Land O'Lakes Withdraws Support For White Supremacist Rep. Steve King

Land O’Lakes, the Minnesota-based dairy giant, announced Tuesday it will not make any further campaign contributions to Rep. Steve King (R-Iowa), who just last week detailed his white nationalist worldview in an interview with a far-right publication.

“We take our civic responsibility seriously, want our contributions to be a positive force for good and also seek to ensure that recipients of our contributions uphold our company’s values,” the company said in a statement. “On that basis, we have determined that our PAC will no longer support Rep. Steve King moving forward.”

King is one of dozens of Republicans and Democrats the Land O’Lakes PAC has supported in 2018. The PAC has spent more than $400,000 in the midterms so far, according to the Center for Responsive Politics. It has given $2,500 to King, whose campaign has spent more than $680,000 so far.

The dairy company is not the first to drop its support for the congressman, who is running against Democratic challenger J.D. Scholten in the November midterm elections. Similarly, technology corporation Intel told employees in an internal email that it would no longer donate to King’s re-election campaign after looking into his public statements and determining that “they conflict with Intel values.”

Steve King, everybody. (Photo: ASSOCIATED PRESS)
Steve King, everybody. (Photo: ASSOCIATED PRESS)

▶ **Excerpted records**:
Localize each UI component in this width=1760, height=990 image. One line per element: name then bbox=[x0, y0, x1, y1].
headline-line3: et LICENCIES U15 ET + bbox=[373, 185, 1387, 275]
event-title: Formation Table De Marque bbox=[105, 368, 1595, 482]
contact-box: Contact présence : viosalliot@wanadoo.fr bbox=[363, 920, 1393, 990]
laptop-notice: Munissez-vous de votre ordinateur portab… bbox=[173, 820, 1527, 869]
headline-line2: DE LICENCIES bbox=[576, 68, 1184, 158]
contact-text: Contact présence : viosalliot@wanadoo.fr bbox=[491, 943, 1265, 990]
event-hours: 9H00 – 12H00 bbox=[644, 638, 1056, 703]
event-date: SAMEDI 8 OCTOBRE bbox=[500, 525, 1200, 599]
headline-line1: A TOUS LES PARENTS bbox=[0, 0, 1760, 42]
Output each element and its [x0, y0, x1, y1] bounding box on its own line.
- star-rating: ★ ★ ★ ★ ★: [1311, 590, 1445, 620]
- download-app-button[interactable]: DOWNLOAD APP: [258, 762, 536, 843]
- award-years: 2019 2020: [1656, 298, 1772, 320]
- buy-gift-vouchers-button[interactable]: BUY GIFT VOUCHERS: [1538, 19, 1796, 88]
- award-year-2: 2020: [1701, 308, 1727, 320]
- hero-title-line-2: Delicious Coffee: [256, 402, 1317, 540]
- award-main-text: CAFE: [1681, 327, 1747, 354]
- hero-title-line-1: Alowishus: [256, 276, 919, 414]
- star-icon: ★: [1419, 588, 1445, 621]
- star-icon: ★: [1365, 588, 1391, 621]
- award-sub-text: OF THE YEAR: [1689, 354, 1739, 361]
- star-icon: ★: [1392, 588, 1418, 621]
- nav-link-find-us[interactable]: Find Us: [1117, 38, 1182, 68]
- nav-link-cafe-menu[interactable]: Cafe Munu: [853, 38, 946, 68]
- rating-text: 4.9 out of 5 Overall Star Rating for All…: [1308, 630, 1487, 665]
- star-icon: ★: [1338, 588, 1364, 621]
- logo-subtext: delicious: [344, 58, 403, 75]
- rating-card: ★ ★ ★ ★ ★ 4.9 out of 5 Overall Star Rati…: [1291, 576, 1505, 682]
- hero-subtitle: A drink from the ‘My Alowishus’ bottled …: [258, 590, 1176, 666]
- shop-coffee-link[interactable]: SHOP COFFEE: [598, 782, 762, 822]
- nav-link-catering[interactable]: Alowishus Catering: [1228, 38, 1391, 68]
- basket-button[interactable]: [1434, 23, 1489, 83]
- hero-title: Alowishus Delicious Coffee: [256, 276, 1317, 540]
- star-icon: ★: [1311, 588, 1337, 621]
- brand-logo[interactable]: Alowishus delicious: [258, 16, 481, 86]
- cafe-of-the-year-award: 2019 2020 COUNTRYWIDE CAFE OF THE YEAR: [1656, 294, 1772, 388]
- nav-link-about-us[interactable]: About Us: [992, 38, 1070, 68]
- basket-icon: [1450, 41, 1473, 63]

▶ **Required work**:
(a) Put this sentence from the article on Land O'Lakes and Steve King into Spanish: "The PAC has spent more than $400,000 in the midterms so far, according to the Center for Responsive Politics."
(b) From the article on Land O'Lakes and Steve King, write out the passage that begins at the words "Land O’Lakes, the" and stops after "a far-right publication.".

▶ **Solved tasks**:
(a) El PAC ha gastado más de 400.000 dólares en las elecciones de mitad de mandato hasta ahora, según el Center for Responsive Politics.

(b)
Land O’Lakes, the Minnesota-based dairy giant, announced Tuesday it will not make any further campaign contributions to Rep. Steve King (R-Iowa), who just last week detailed his white nationalist worldview in an interview with a far-right publication.